▸ **Problem statement**
Look through the data below. Collect every line where the word "more" occurs.

▸ **Data extract**
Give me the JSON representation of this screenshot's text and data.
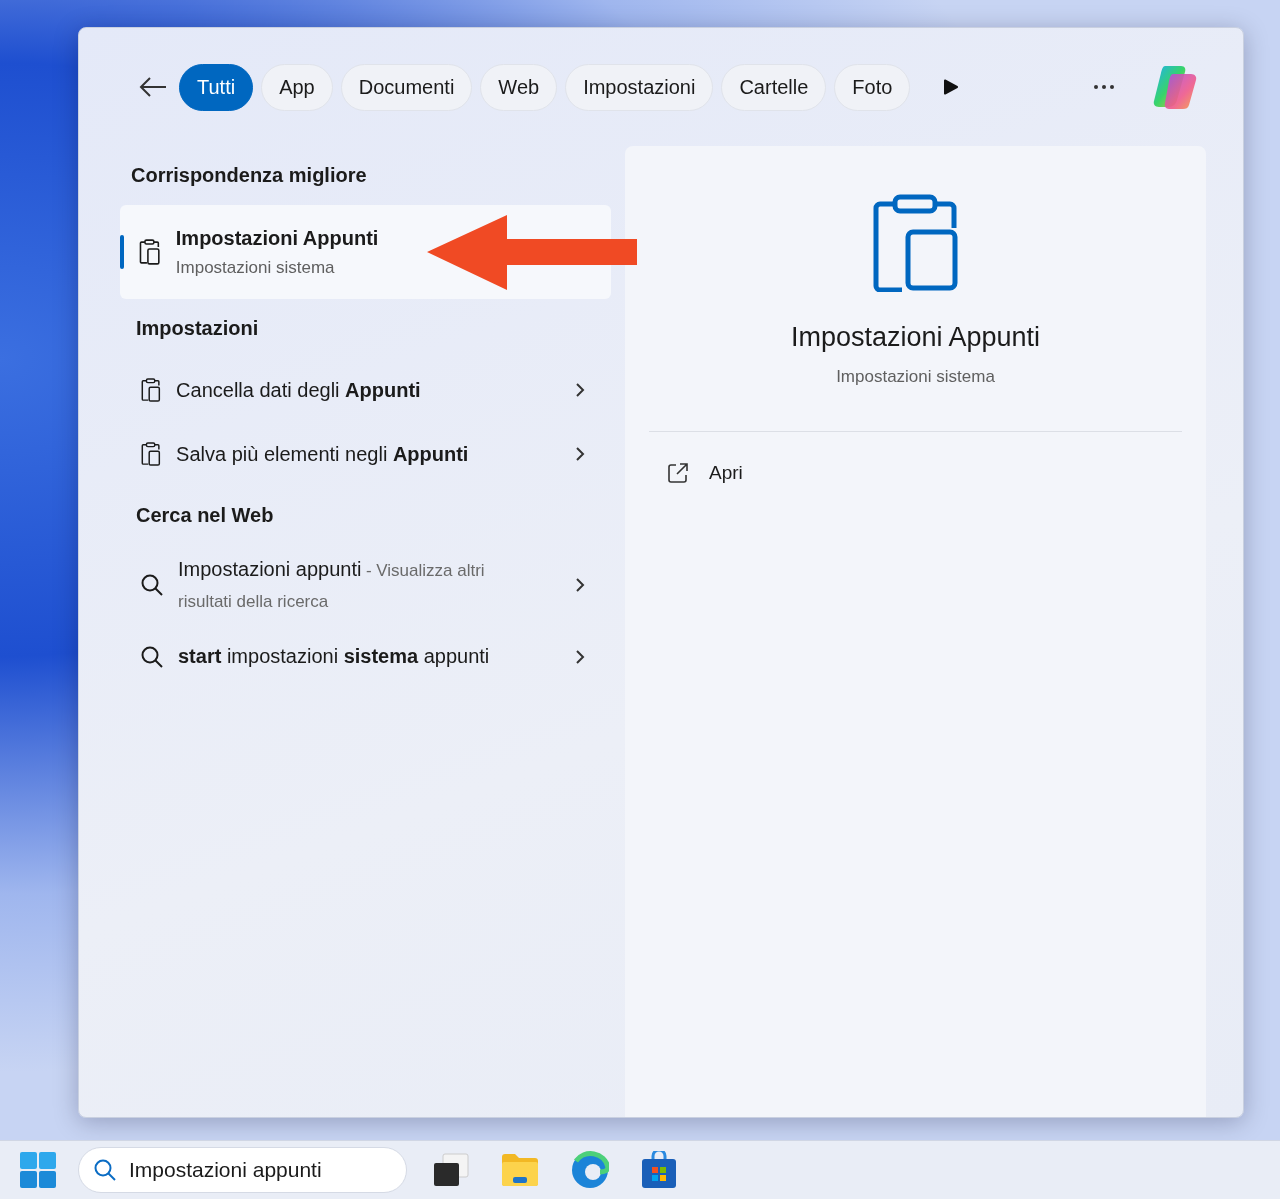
{
  "filter_tabs": [
    {
      "label": "Tutti",
      "selected": true
    },
    {
      "label": "App",
      "selected": false
    },
    {
      "label": "Documenti",
      "selected": false
    },
    {
      "label": "Web",
      "selected": false
    },
    {
      "label": "Impostazioni",
      "selected": false
    },
    {
      "label": "Cartelle",
      "selected": false
    },
    {
      "label": "Foto",
      "selected": false
    }
  ],
  "best_match": {
    "heading": "Corrispondenza migliore",
    "item": {
      "title": "Impostazioni Appunti",
      "subtitle": "Impostazioni sistema",
      "selected": true
    }
  },
  "settings": {
    "heading": "Impostazioni",
    "items": [
      {
        "text": "Cancella dati degli **Appunti**"
      },
      {
        "text": "Salva più elementi negli **Appunti**"
      }
    ]
  },
  "web": {
    "heading": "Cerca nel Web",
    "items": [
      {
        "title": "Impostazioni appunti",
        "hint": "- Visualizza altri risultati della ricerca"
      },
      {
        "title": "**start** impostazioni **sistema** appunti"
      }
    ]
  },
  "preview": {
    "title": "Impostazioni Appunti",
    "subtitle": "Impostazioni sistema",
    "actions": [
      {
        "label": "Apri"
      }
    ]
  },
  "taskbar": {
    "search": {
      "value": "Impostazioni appunti"
    }
  }
}
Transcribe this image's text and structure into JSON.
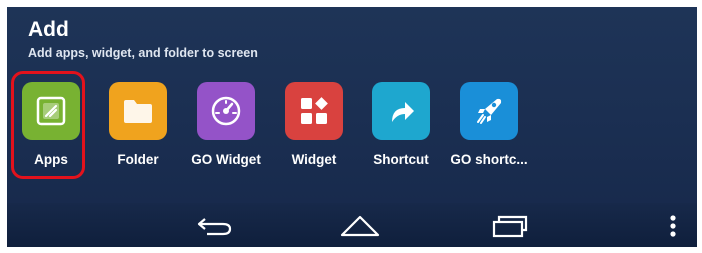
{
  "panel": {
    "title": "Add",
    "subtitle": "Add apps, widget, and folder to screen"
  },
  "items": [
    {
      "label": "Apps",
      "icon": "apps-icon",
      "color": "#78b232",
      "selected": true
    },
    {
      "label": "Folder",
      "icon": "folder-icon",
      "color": "#f0a31e",
      "selected": false
    },
    {
      "label": "GO Widget",
      "icon": "go-widget-icon",
      "color": "#9453c8",
      "selected": false
    },
    {
      "label": "Widget",
      "icon": "widget-icon",
      "color": "#d9423f",
      "selected": false
    },
    {
      "label": "Shortcut",
      "icon": "shortcut-icon",
      "color": "#1ea7cf",
      "selected": false
    },
    {
      "label": "GO shortc...",
      "icon": "go-shortcut-rocket-icon",
      "color": "#1a8fd8",
      "selected": false
    }
  ],
  "navbar": {
    "back_icon": "back-arrow-icon",
    "home_icon": "home-icon",
    "recents_icon": "recent-apps-icon",
    "menu_icon": "overflow-menu-icon"
  },
  "highlight_color": "#e3121c"
}
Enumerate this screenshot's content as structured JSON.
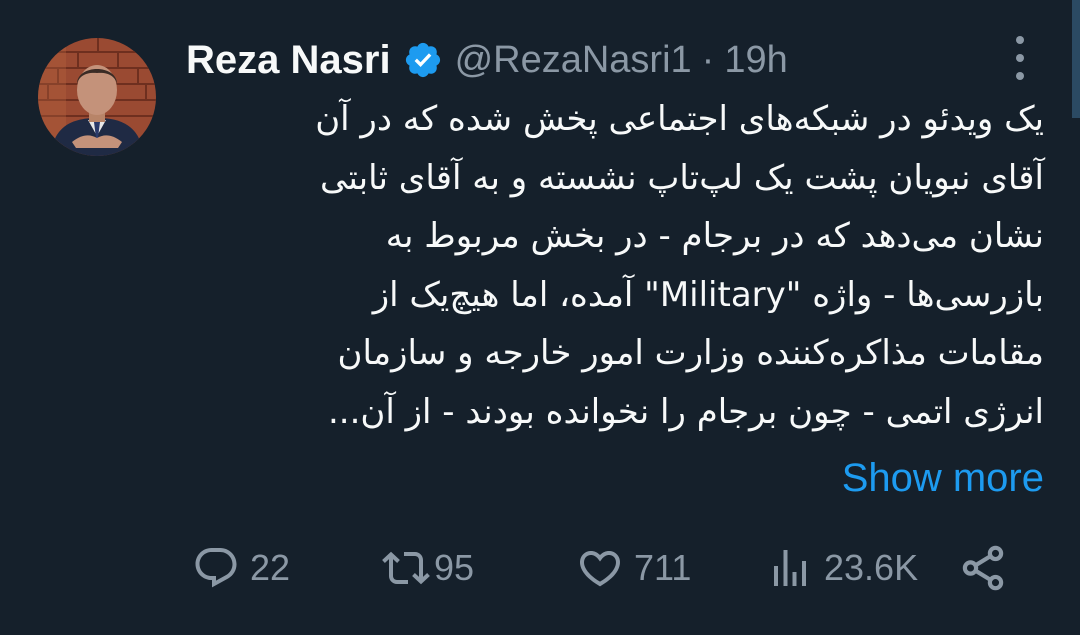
{
  "author": {
    "name": "Reza Nasri",
    "handle": "@RezaNasri1",
    "separator": "·",
    "time": "19h",
    "verified": true
  },
  "tweet": {
    "lines": [
      "یک ویدئو در شبکه‌های اجتماعی پخش شده که در آن",
      "آقای نبویان پشت یک لپ‌تاپ نشسته و به آقای ثابتی",
      "نشان می‌دهد که در برجام - در بخش مربوط به",
      "بازرسی‌ها - واژه \"Military\" آمده، اما هیچ‌یک از",
      "مقامات مذاکره‌کننده وزارت امور خارجه و سازمان",
      "انرژی اتمی - چون برجام را نخوانده بودند - از آن..."
    ],
    "show_more": "Show more"
  },
  "actions": {
    "replies": "22",
    "retweets": "95",
    "likes": "711",
    "views": "23.6K"
  },
  "icons": {
    "verified": "verified-badge-icon",
    "more": "more-options-icon",
    "reply": "reply-icon",
    "retweet": "retweet-icon",
    "like": "heart-icon",
    "views": "views-icon",
    "share": "share-icon"
  },
  "colors": {
    "background": "#15202b",
    "text": "#f7f9f9",
    "muted": "#8b98a5",
    "accent": "#1d9bf0"
  }
}
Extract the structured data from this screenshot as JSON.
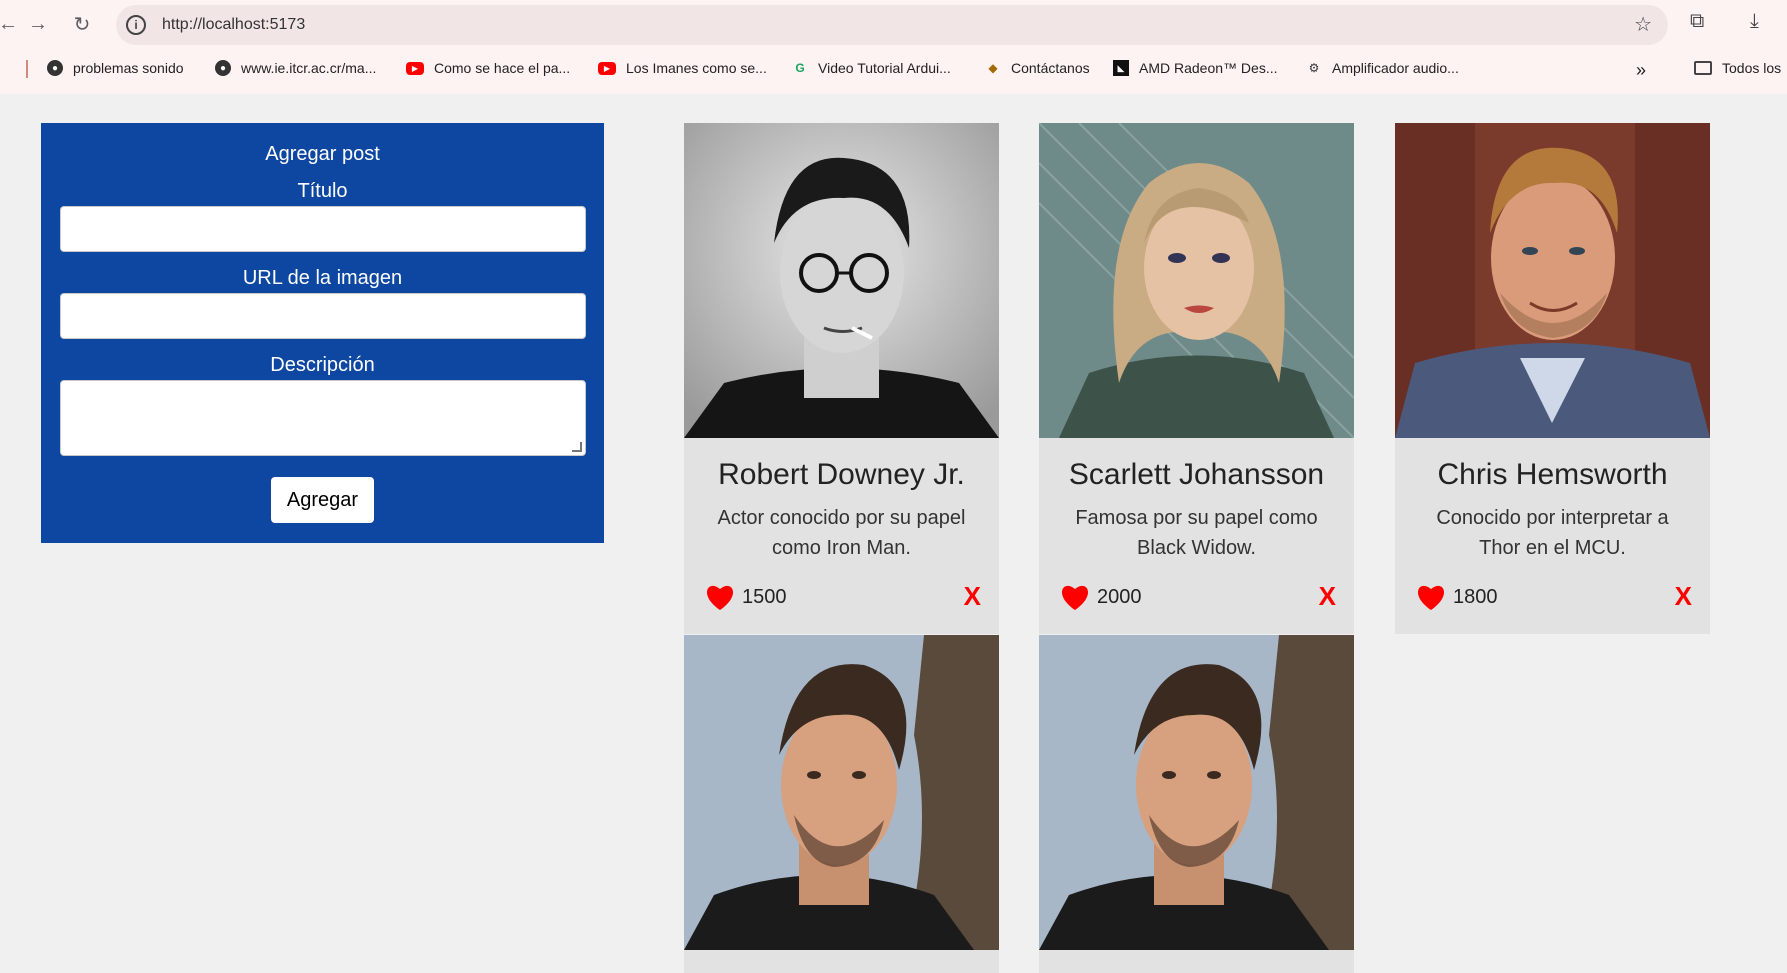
{
  "browser": {
    "url": "http://localhost:5173",
    "bookmarks": [
      {
        "label": "problemas sonido",
        "icon": "globe-icon"
      },
      {
        "label": "www.ie.itcr.ac.cr/ma...",
        "icon": "globe-icon"
      },
      {
        "label": "Como se hace el pa...",
        "icon": "youtube-icon"
      },
      {
        "label": "Los Imanes como se...",
        "icon": "youtube-icon"
      },
      {
        "label": "Video Tutorial Ardui...",
        "icon": "site-icon"
      },
      {
        "label": "Contáctanos",
        "icon": "site-icon"
      },
      {
        "label": "AMD Radeon™ Des...",
        "icon": "amd-icon"
      },
      {
        "label": "Amplificador audio...",
        "icon": "amplifier-icon"
      }
    ],
    "overflow": "»",
    "all_bookmarks": "Todos los"
  },
  "form": {
    "title": "Agregar post",
    "title_label": "Título",
    "url_label": "URL de la imagen",
    "description_label": "Descripción",
    "submit_label": "Agregar"
  },
  "posts": [
    {
      "title": "Robert Downey Jr.",
      "description": "Actor conocido por su papel como Iron Man.",
      "likes": "1500"
    },
    {
      "title": "Scarlett Johansson",
      "description": "Famosa por su papel como Black Widow.",
      "likes": "2000"
    },
    {
      "title": "Chris Hemsworth",
      "description": "Conocido por interpretar a Thor en el MCU.",
      "likes": "1800"
    },
    {
      "title": "",
      "description": "",
      "likes": ""
    },
    {
      "title": "",
      "description": "",
      "likes": ""
    }
  ],
  "colors": {
    "form_bg": "#0d47a1",
    "card_bg": "#e2e2e2",
    "accent_red": "#ff0000",
    "page_bg": "#f0f0f0"
  },
  "delete_glyph": "X"
}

▸ **Task solution**
    "show_more": "Show more"
    "more": "more-options-icon",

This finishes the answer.